**Objective**: Show every line where "content" occurs.

**Records provided**:
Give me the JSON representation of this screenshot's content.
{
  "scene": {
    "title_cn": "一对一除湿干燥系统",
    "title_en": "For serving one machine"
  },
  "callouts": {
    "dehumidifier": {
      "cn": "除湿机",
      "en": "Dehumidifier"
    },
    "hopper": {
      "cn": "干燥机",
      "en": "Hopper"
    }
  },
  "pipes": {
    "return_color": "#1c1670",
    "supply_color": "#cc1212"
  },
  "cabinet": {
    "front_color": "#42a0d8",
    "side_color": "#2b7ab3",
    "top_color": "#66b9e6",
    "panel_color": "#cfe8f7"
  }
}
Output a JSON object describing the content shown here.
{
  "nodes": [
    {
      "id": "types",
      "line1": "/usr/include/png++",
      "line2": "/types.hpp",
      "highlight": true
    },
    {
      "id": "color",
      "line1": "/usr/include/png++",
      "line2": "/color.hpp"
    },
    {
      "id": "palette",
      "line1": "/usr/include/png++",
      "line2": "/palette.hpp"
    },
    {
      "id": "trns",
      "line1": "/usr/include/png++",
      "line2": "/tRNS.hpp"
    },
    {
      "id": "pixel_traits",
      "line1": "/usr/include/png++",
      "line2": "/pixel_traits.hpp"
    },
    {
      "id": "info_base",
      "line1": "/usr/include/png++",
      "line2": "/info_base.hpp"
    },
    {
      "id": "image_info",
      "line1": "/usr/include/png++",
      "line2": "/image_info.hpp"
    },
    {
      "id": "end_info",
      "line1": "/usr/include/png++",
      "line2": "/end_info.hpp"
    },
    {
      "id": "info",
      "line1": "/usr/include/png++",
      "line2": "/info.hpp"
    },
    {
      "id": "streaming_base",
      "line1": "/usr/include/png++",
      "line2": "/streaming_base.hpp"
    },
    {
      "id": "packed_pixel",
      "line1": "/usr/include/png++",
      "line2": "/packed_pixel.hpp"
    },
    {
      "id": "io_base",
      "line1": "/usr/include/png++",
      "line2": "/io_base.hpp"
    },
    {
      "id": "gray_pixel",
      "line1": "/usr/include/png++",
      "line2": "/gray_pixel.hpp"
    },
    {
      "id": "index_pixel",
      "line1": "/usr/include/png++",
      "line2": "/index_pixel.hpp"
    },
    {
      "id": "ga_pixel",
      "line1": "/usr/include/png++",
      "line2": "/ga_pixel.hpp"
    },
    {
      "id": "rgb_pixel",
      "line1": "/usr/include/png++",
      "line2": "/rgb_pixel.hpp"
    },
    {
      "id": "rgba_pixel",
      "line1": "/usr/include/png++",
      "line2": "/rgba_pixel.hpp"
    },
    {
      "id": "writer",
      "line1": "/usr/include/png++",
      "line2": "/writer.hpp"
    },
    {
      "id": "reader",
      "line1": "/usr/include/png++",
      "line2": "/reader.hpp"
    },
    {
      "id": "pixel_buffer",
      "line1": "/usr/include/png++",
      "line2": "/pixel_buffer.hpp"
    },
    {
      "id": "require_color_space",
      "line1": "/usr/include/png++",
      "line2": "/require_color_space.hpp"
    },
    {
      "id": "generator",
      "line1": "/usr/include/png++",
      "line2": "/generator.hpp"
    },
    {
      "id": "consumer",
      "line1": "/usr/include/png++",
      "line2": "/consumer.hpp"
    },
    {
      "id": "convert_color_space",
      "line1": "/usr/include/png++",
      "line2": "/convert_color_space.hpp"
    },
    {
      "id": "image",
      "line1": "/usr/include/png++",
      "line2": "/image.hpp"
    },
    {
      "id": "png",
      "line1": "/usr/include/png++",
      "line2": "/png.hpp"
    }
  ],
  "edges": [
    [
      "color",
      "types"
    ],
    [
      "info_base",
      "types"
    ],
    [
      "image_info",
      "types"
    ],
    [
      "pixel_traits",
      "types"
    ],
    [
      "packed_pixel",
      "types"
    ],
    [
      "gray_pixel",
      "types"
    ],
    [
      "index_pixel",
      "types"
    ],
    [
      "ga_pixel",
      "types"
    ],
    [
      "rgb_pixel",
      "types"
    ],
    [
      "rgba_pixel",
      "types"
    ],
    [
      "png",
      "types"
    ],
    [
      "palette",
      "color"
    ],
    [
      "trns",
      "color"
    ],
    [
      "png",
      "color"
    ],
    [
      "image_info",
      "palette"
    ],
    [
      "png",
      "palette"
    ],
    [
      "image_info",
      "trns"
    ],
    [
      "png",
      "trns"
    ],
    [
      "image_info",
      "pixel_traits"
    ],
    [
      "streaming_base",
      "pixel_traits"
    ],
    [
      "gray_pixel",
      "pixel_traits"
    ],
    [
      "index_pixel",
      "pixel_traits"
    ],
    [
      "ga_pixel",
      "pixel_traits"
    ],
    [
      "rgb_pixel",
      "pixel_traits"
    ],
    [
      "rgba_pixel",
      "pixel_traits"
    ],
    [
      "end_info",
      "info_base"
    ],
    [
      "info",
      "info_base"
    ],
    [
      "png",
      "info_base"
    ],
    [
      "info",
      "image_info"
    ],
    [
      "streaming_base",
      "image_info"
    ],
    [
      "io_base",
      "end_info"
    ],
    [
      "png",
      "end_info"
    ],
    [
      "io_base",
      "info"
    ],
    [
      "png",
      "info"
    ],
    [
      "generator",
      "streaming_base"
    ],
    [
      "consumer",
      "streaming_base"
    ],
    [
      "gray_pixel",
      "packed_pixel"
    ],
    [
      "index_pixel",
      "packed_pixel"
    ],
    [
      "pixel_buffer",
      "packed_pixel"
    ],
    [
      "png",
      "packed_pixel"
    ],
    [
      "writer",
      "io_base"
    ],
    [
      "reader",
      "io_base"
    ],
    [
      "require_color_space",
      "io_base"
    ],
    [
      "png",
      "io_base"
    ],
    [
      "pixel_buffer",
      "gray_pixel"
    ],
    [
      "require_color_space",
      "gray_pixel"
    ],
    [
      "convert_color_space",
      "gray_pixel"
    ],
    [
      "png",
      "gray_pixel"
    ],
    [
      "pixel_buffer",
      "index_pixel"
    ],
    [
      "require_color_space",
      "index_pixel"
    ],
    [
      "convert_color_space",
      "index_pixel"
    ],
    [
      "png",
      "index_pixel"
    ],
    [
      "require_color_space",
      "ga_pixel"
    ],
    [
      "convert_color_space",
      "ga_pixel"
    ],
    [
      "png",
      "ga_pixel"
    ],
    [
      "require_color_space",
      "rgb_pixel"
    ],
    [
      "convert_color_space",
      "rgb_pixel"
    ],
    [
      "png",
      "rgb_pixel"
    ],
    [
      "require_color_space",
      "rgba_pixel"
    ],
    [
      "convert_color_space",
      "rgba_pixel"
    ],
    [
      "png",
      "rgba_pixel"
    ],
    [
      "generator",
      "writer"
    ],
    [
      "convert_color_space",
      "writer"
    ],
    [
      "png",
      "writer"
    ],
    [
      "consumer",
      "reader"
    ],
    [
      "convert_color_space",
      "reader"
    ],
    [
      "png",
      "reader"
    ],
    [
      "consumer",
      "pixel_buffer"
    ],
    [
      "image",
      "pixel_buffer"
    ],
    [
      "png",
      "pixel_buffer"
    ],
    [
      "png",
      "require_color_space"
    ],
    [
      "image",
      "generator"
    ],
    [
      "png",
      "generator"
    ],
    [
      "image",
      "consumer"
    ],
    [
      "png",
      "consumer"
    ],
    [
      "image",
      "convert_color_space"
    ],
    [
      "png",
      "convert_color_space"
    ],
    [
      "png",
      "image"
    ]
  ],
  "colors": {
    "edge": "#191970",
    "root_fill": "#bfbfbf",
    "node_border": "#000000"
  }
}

**Written answer**:
Give me the JSON representation of this screenshot's content.
Output a JSON object describing the content shown here.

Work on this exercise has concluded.